Reading passage —
┌────────

How good the Hardy inequality is?

Filed under: Uncategorized — Tags: — Ngô Quốc Anh @ 3:34

Before going, let us recall the so-called Hardy inequality from this note below

Theorem (Hardy’s inequality). Let u \in \mathcal D^{1,2}(\mathbb R^n) with n \geqslant 3. Then

\displaystyle\frac{{{u^2}}}{{{{\left| x \right|}^2}}} \in {L^1}({\mathbb{R}^n})

and

\displaystyle {\left( {\frac{{n - 2}}{2}} \right)^2}\int_{{\mathbb{R}^n}} {\frac{{{u^2}}}{{{{\left| x \right|}^2}}}dx} \leqslant \int_{{\mathbb{R}^n}} {{{\left| {\nabla u} \right|}^2}dx}.

The constant {\left( {\frac{{n - 2}}{2}} \right)^2} is the best possible constant.

└────────

Data extract —
┌────────

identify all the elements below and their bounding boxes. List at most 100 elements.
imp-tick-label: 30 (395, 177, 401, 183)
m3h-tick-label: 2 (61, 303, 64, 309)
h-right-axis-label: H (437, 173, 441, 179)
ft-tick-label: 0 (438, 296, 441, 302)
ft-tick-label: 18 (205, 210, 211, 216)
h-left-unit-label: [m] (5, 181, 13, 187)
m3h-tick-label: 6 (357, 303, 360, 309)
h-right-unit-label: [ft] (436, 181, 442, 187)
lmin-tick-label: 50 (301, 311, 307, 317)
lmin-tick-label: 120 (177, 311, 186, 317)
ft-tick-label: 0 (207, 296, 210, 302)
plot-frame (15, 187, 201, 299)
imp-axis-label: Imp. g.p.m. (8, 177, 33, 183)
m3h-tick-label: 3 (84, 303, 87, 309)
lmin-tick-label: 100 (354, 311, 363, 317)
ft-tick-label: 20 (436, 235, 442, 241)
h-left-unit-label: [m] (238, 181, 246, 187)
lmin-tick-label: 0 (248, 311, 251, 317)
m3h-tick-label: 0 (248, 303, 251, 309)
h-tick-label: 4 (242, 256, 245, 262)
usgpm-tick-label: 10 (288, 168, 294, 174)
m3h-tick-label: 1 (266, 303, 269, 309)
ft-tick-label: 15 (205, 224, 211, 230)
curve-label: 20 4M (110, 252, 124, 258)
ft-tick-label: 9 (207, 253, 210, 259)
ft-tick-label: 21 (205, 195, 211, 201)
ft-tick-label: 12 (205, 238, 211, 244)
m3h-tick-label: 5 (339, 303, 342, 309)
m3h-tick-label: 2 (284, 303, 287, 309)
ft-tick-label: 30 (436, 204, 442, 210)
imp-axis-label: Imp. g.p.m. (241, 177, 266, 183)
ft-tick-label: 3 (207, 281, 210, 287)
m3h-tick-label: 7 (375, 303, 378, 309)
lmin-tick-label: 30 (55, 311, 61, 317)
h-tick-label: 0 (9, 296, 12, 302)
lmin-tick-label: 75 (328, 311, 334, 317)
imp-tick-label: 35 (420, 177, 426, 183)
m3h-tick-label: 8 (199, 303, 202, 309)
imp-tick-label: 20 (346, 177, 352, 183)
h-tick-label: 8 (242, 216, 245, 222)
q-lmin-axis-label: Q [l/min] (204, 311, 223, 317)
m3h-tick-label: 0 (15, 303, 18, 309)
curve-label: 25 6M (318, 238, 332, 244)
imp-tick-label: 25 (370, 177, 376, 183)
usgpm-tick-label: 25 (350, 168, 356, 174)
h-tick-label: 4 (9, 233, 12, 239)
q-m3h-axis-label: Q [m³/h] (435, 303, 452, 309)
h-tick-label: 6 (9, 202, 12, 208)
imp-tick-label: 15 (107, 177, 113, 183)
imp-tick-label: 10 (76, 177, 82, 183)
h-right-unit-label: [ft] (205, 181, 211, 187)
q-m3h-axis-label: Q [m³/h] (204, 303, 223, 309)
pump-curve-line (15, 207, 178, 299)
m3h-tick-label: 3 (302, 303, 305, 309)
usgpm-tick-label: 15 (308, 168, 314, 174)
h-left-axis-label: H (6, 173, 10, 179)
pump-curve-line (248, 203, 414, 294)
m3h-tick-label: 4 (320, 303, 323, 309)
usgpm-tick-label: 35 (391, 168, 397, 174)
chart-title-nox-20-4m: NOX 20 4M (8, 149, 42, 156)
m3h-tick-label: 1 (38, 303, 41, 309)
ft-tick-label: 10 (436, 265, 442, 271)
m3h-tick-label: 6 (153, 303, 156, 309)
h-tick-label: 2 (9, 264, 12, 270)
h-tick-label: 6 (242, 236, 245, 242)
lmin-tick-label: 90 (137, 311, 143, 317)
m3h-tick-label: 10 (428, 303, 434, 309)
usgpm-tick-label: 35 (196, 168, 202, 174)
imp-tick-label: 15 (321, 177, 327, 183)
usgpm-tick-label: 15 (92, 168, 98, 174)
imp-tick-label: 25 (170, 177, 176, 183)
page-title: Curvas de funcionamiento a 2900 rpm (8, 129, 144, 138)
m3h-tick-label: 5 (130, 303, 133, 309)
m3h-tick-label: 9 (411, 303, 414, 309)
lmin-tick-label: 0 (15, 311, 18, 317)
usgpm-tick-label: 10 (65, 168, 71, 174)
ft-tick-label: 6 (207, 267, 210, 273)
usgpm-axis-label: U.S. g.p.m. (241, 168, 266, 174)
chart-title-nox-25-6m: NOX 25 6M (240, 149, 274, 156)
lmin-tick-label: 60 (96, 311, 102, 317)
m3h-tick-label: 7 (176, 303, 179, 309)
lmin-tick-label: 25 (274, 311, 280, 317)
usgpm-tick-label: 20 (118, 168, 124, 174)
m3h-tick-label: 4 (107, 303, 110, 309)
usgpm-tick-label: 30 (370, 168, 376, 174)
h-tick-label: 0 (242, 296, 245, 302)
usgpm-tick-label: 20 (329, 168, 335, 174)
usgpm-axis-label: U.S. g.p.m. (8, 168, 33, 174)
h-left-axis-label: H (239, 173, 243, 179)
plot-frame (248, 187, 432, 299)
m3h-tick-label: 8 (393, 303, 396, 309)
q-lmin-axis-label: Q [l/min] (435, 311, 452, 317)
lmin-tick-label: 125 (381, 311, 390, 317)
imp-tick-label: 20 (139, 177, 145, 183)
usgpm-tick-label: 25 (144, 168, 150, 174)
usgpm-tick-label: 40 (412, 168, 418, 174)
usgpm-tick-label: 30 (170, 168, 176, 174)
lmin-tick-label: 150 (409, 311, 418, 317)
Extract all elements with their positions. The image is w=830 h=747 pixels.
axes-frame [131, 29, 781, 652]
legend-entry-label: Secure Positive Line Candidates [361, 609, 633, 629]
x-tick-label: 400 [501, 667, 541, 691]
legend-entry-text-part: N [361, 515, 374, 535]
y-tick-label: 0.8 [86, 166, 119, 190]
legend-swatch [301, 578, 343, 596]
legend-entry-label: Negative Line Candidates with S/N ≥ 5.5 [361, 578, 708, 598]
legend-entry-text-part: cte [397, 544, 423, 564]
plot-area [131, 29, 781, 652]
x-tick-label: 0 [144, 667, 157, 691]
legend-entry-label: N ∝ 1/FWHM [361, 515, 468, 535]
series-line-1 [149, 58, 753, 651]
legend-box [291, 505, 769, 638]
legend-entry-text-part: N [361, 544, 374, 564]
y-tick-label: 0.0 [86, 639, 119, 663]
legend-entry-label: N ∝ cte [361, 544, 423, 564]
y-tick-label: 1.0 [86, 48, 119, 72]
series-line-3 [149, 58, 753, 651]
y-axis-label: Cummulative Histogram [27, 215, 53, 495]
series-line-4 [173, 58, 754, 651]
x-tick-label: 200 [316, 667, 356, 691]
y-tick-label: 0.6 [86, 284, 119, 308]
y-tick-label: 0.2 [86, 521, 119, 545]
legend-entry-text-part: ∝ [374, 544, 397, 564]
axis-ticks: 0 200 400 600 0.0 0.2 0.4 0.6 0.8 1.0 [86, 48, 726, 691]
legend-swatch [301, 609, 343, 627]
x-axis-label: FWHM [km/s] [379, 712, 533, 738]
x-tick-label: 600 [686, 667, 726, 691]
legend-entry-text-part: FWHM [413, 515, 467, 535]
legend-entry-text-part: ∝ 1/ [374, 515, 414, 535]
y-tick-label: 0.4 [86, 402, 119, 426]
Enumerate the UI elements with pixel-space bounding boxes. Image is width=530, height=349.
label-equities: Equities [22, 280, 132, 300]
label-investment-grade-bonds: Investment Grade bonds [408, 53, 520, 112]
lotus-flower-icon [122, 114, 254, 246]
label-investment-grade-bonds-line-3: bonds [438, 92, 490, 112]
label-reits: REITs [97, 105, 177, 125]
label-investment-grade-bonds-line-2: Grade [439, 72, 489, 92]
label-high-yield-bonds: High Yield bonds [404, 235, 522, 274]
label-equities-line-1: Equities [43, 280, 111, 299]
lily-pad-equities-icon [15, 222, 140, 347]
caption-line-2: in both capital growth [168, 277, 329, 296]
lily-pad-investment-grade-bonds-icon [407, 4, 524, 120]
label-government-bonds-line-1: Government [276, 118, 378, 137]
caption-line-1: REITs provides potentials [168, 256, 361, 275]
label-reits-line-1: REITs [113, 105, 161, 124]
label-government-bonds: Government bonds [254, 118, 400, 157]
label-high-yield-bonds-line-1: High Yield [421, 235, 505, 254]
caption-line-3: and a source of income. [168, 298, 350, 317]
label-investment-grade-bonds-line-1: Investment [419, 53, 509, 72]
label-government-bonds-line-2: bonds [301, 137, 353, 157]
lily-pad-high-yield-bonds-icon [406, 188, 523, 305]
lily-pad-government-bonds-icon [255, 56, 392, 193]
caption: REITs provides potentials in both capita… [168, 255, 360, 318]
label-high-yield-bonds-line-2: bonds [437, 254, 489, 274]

└────────

Requirements —
a - In the passage on the Hardy inequality, rewrite the part that opens with the words containing "Filed under: Uncategorized" and closes with "best possible constant.", replacing "note" with "post".
b - In the Hardy inequality passage, what condition does the theorem place on n?
c - Put this sentence from the Hardy inequality passage into Spanish: "Before going, let us recall the so-called Hardy inequality from this note below"

Expected responses —
a -
Filed under: Uncategorized — Tags: — Ngô Quốc Anh @ 3:34

Before going, let us recall the so-called Hardy inequality from this post below

Theorem (Hardy’s inequality). Let u \in \mathcal D^{1,2}(\mathbb R^n) with n \geqslant 3. Then

\displaystyle\frac{{{u^2}}}{{{{\left| x \right|}^2}}} \in {L^1}({\mathbb{R}^n})

and

\displaystyle {\left( {\frac{{n - 2}}{2}} \right)^2}\int_{{\mathbb{R}^n}} {\frac{{{u^2}}}{{{{\left| x \right|}^2}}}dx} \leqslant \int_{{\mathbb{R}^n}} {{{\left| {\nabla u} \right|}^2}dx}.

The constant {\left( {\frac{{n - 2}}{2}} \right)^2} is the best possible constant.

b - n must be at least 3.

c - Antes de empezar, recordemos la llamada desigualdad de Hardy a partir de esta nota que aparece abajo